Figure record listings
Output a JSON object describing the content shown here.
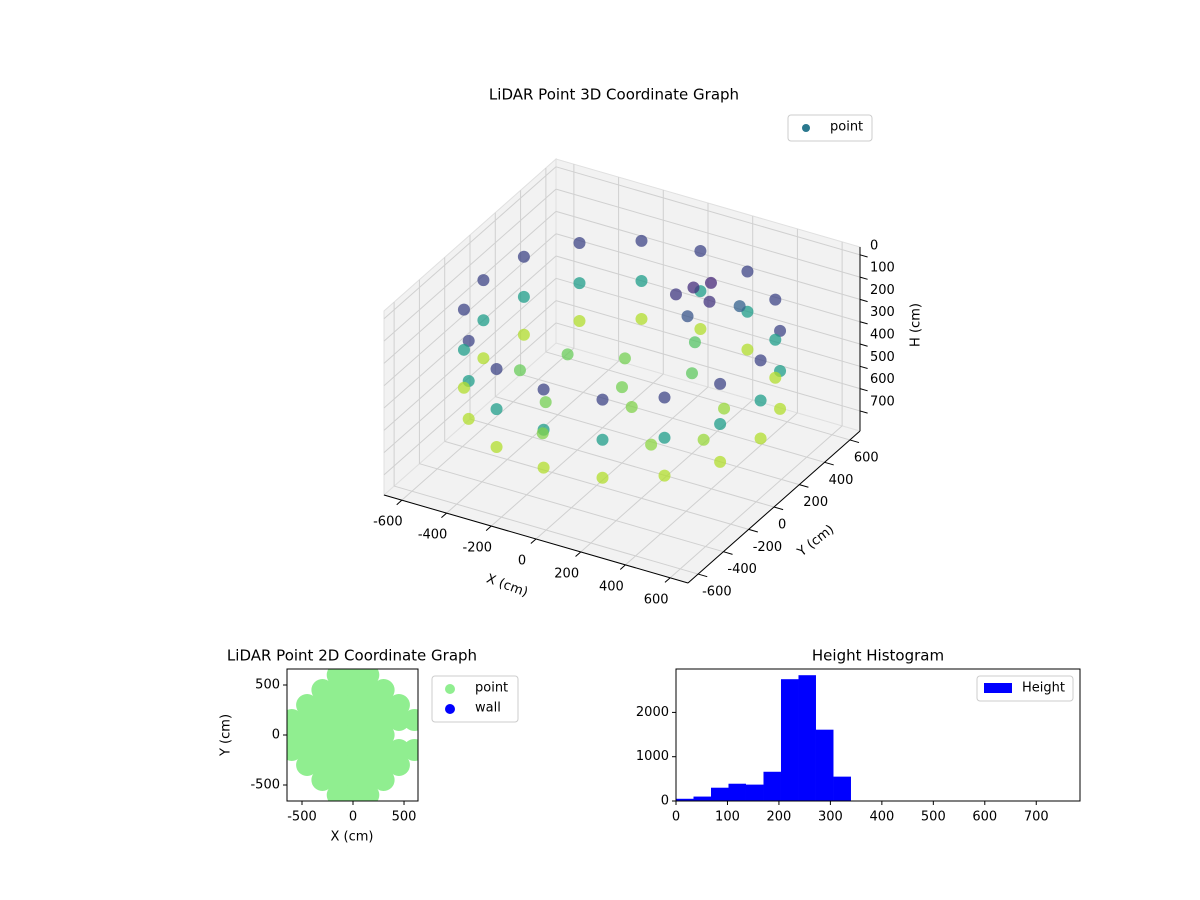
{
  "chart_data": [
    {
      "type": "scatter3d",
      "title": "LiDAR Point 3D Coordinate Graph",
      "xlabel": "X (cm)",
      "ylabel": "Y (cm)",
      "zlabel": "H (cm)",
      "xlim": [
        -680,
        680
      ],
      "ylim": [
        -680,
        680
      ],
      "zlim": [
        790,
        -35
      ],
      "xticks": [
        -600,
        -400,
        -200,
        0,
        200,
        400,
        600
      ],
      "yticks": [
        -600,
        -400,
        -200,
        0,
        200,
        400,
        600
      ],
      "zticks": [
        0,
        100,
        200,
        300,
        400,
        500,
        600,
        700
      ],
      "colormap": "viridis",
      "clim": [
        40,
        560
      ],
      "legend": "upper right",
      "series": [
        {
          "name": "point",
          "color": "#2a788e",
          "x": [
            620,
            573,
            438,
            237,
            0,
            -237,
            -438,
            -573,
            -620,
            -573,
            -438,
            -237,
            0,
            237,
            438,
            573,
            620,
            573,
            438,
            237,
            0,
            -237,
            -438,
            -573,
            -620,
            -573,
            -438,
            -237,
            0,
            237,
            438,
            573,
            620,
            573,
            438,
            237,
            0,
            -237,
            -438,
            -573,
            -620,
            -573,
            -438,
            -237,
            0,
            237,
            438,
            573,
            -300,
            -100,
            100,
            -200,
            200,
            300,
            0,
            -400,
            400,
            100,
            -100,
            450,
            150,
            200,
            100,
            250,
            180,
            300
          ],
          "y": [
            0,
            237,
            438,
            573,
            620,
            573,
            438,
            237,
            0,
            -237,
            -438,
            -573,
            -620,
            -573,
            -438,
            -237,
            0,
            237,
            438,
            573,
            620,
            573,
            438,
            237,
            0,
            -237,
            -438,
            -573,
            -620,
            -573,
            -438,
            -237,
            0,
            237,
            438,
            573,
            620,
            573,
            438,
            237,
            0,
            -237,
            -438,
            -573,
            -620,
            -573,
            -438,
            -237,
            100,
            200,
            -100,
            -250,
            200,
            -300,
            0,
            -100,
            100,
            400,
            -450,
            -150,
            300,
            350,
            250,
            250,
            200,
            400
          ],
          "z": [
            150,
            150,
            150,
            150,
            150,
            150,
            150,
            150,
            150,
            150,
            150,
            150,
            150,
            150,
            150,
            150,
            330,
            330,
            330,
            330,
            330,
            330,
            330,
            330,
            330,
            330,
            330,
            330,
            330,
            330,
            330,
            330,
            500,
            500,
            500,
            500,
            500,
            500,
            500,
            500,
            500,
            500,
            500,
            500,
            500,
            500,
            500,
            500,
            440,
            450,
            460,
            450,
            430,
            470,
            450,
            440,
            480,
            420,
            460,
            480,
            110,
            100,
            130,
            120,
            180,
            200
          ]
        }
      ]
    },
    {
      "type": "scatter",
      "title": "LiDAR Point 2D Coordinate Graph",
      "xlabel": "X (cm)",
      "ylabel": "Y (cm)",
      "xlim": [
        -647,
        637
      ],
      "ylim": [
        -660,
        660
      ],
      "xticks": [
        -500,
        0,
        500
      ],
      "yticks": [
        -500,
        0,
        500
      ],
      "legend": "outside right",
      "series": [
        {
          "name": "point",
          "color": "#90ee90",
          "x": [
            -150,
            0,
            150,
            -300,
            -150,
            0,
            150,
            300,
            -450,
            -300,
            -150,
            0,
            150,
            300,
            450,
            -600,
            -450,
            -300,
            -150,
            0,
            150,
            300,
            450,
            600,
            -600,
            -450,
            -300,
            -150,
            0,
            150,
            300,
            -600,
            -450,
            -300,
            -150,
            0,
            150,
            300,
            450,
            600,
            -450,
            -300,
            -150,
            0,
            150,
            300,
            450,
            -300,
            -150,
            0,
            150,
            300,
            -150,
            0,
            150
          ],
          "y": [
            600,
            600,
            600,
            450,
            450,
            450,
            450,
            450,
            300,
            300,
            300,
            300,
            300,
            300,
            300,
            150,
            150,
            150,
            150,
            150,
            150,
            150,
            150,
            150,
            0,
            0,
            0,
            0,
            0,
            0,
            0,
            -150,
            -150,
            -150,
            -150,
            -150,
            -150,
            -150,
            -150,
            -150,
            -300,
            -300,
            -300,
            -300,
            -300,
            -300,
            -300,
            -450,
            -450,
            -450,
            -450,
            -450,
            -600,
            -600,
            -600
          ]
        },
        {
          "name": "wall",
          "color": "#0000ff",
          "x": [],
          "y": []
        }
      ]
    },
    {
      "type": "histogram",
      "title": "Height Histogram",
      "xlim": [
        0,
        785
      ],
      "ylim": [
        0,
        2980
      ],
      "xticks": [
        0,
        100,
        200,
        300,
        400,
        500,
        600,
        700
      ],
      "yticks": [
        0,
        1000,
        2000
      ],
      "legend": "upper right",
      "name": "Height",
      "color": "#0000ff",
      "bins": [
        0,
        34,
        68,
        102,
        136,
        170,
        204,
        238,
        272,
        306,
        340,
        374,
        408,
        442,
        476,
        510,
        544,
        578,
        612,
        646,
        680,
        714,
        748
      ],
      "values": [
        50,
        100,
        300,
        390,
        370,
        660,
        2750,
        2840,
        1610,
        550,
        0,
        0,
        0,
        0,
        0,
        0,
        0,
        0,
        0,
        0,
        0,
        0
      ]
    }
  ]
}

**WORK TO COMPLETE**
Take the entries shown above and quote them verbatim, passing over the pictures.

**OUTPUT FOR THIS TASK**
Output a JSON object describing the content shown here.
{
  "chart_data": [
    {
      "type": "scatter3d",
      "title": "LiDAR Point 3D Coordinate Graph",
      "xlabel": "X (cm)",
      "ylabel": "Y (cm)",
      "zlabel": "H (cm)",
      "xlim": [
        -680,
        680
      ],
      "ylim": [
        -680,
        680
      ],
      "zlim": [
        790,
        -35
      ],
      "xticks": [
        -600,
        -400,
        -200,
        0,
        200,
        400,
        600
      ],
      "yticks": [
        -600,
        -400,
        -200,
        0,
        200,
        400,
        600
      ],
      "zticks": [
        0,
        100,
        200,
        300,
        400,
        500,
        600,
        700
      ],
      "colormap": "viridis",
      "clim": [
        40,
        560
      ],
      "legend": "upper right",
      "series": [
        {
          "name": "point",
          "color": "#2a788e",
          "x": [
            620,
            573,
            438,
            237,
            0,
            -237,
            -438,
            -573,
            -620,
            -573,
            -438,
            -237,
            0,
            237,
            438,
            573,
            620,
            573,
            438,
            237,
            0,
            -237,
            -438,
            -573,
            -620,
            -573,
            -438,
            -237,
            0,
            237,
            438,
            573,
            620,
            573,
            438,
            237,
            0,
            -237,
            -438,
            -573,
            -620,
            -573,
            -438,
            -237,
            0,
            237,
            438,
            573,
            -300,
            -100,
            100,
            -200,
            200,
            300,
            0,
            -400,
            400,
            100,
            -100,
            450,
            150,
            200,
            100,
            250,
            180,
            300
          ],
          "y": [
            0,
            237,
            438,
            573,
            620,
            573,
            438,
            237,
            0,
            -237,
            -438,
            -573,
            -620,
            -573,
            -438,
            -237,
            0,
            237,
            438,
            573,
            620,
            573,
            438,
            237,
            0,
            -237,
            -438,
            -573,
            -620,
            -573,
            -438,
            -237,
            0,
            237,
            438,
            573,
            620,
            573,
            438,
            237,
            0,
            -237,
            -438,
            -573,
            -620,
            -573,
            -438,
            -237,
            100,
            200,
            -100,
            -250,
            200,
            -300,
            0,
            -100,
            100,
            400,
            -450,
            -150,
            300,
            350,
            250,
            250,
            200,
            400
          ],
          "z": [
            150,
            150,
            150,
            150,
            150,
            150,
            150,
            150,
            150,
            150,
            150,
            150,
            150,
            150,
            150,
            150,
            330,
            330,
            330,
            330,
            330,
            330,
            330,
            330,
            330,
            330,
            330,
            330,
            330,
            330,
            330,
            330,
            500,
            500,
            500,
            500,
            500,
            500,
            500,
            500,
            500,
            500,
            500,
            500,
            500,
            500,
            500,
            500,
            440,
            450,
            460,
            450,
            430,
            470,
            450,
            440,
            480,
            420,
            460,
            480,
            110,
            100,
            130,
            120,
            180,
            200
          ]
        }
      ]
    },
    {
      "type": "scatter",
      "title": "LiDAR Point 2D Coordinate Graph",
      "xlabel": "X (cm)",
      "ylabel": "Y (cm)",
      "xlim": [
        -647,
        637
      ],
      "ylim": [
        -660,
        660
      ],
      "xticks": [
        -500,
        0,
        500
      ],
      "yticks": [
        -500,
        0,
        500
      ],
      "legend": "outside right",
      "series": [
        {
          "name": "point",
          "color": "#90ee90",
          "x": [
            -150,
            0,
            150,
            -300,
            -150,
            0,
            150,
            300,
            -450,
            -300,
            -150,
            0,
            150,
            300,
            450,
            -600,
            -450,
            -300,
            -150,
            0,
            150,
            300,
            450,
            600,
            -600,
            -450,
            -300,
            -150,
            0,
            150,
            300,
            -600,
            -450,
            -300,
            -150,
            0,
            150,
            300,
            450,
            600,
            -450,
            -300,
            -150,
            0,
            150,
            300,
            450,
            -300,
            -150,
            0,
            150,
            300,
            -150,
            0,
            150
          ],
          "y": [
            600,
            600,
            600,
            450,
            450,
            450,
            450,
            450,
            300,
            300,
            300,
            300,
            300,
            300,
            300,
            150,
            150,
            150,
            150,
            150,
            150,
            150,
            150,
            150,
            0,
            0,
            0,
            0,
            0,
            0,
            0,
            -150,
            -150,
            -150,
            -150,
            -150,
            -150,
            -150,
            -150,
            -150,
            -300,
            -300,
            -300,
            -300,
            -300,
            -300,
            -300,
            -450,
            -450,
            -450,
            -450,
            -450,
            -600,
            -600,
            -600
          ]
        },
        {
          "name": "wall",
          "color": "#0000ff",
          "x": [],
          "y": []
        }
      ]
    },
    {
      "type": "histogram",
      "title": "Height Histogram",
      "xlim": [
        0,
        785
      ],
      "ylim": [
        0,
        2980
      ],
      "xticks": [
        0,
        100,
        200,
        300,
        400,
        500,
        600,
        700
      ],
      "yticks": [
        0,
        1000,
        2000
      ],
      "legend": "upper right",
      "name": "Height",
      "color": "#0000ff",
      "bins": [
        0,
        34,
        68,
        102,
        136,
        170,
        204,
        238,
        272,
        306,
        340,
        374,
        408,
        442,
        476,
        510,
        544,
        578,
        612,
        646,
        680,
        714,
        748
      ],
      "values": [
        50,
        100,
        300,
        390,
        370,
        660,
        2750,
        2840,
        1610,
        550,
        0,
        0,
        0,
        0,
        0,
        0,
        0,
        0,
        0,
        0,
        0,
        0
      ]
    }
  ]
}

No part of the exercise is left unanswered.